■ **Objective**:
Return the listing word for word, as given.

■ **Supplied records**:
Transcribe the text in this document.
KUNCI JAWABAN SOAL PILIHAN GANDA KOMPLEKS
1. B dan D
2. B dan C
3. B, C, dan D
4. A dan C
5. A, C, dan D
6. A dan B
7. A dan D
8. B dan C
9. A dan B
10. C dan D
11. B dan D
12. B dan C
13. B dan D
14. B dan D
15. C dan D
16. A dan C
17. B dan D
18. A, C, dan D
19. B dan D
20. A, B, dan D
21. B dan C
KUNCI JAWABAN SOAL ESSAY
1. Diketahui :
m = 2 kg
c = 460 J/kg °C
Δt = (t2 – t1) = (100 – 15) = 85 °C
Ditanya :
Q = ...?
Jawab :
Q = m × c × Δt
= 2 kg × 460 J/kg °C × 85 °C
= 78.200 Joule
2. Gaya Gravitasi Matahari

■ **Reply**:
Transcribe the text in this document.
KUNCI JAWABAN SOAL PILIHAN GANDA KOMPLEKS
1. B dan D
2. B dan C
3. B, C, dan D
4. A dan C
5. A, C, dan D
6. A dan B
7. A dan D
8. B dan C
9. A dan B
10. C dan D
11. B dan D
12. B dan C
13. B dan D
14. B dan D
15. C dan D
16. A dan C
17. B dan D
18. A, C, dan D
19. B dan D
20. A, B, dan D
21. B dan C
KUNCI JAWABAN SOAL ESSAY
1. Diketahui :
m = 2 kg
c = 460 J/kg °C
Δt = (t2 – t1) = (100 – 15) = 85 °C
Ditanya :
Q = ...?
Jawab :
Q = m × c × Δt
= 2 kg × 460 J/kg °C × 85 °C
= 78.200 Joule
2. Gaya Gravitasi Matahari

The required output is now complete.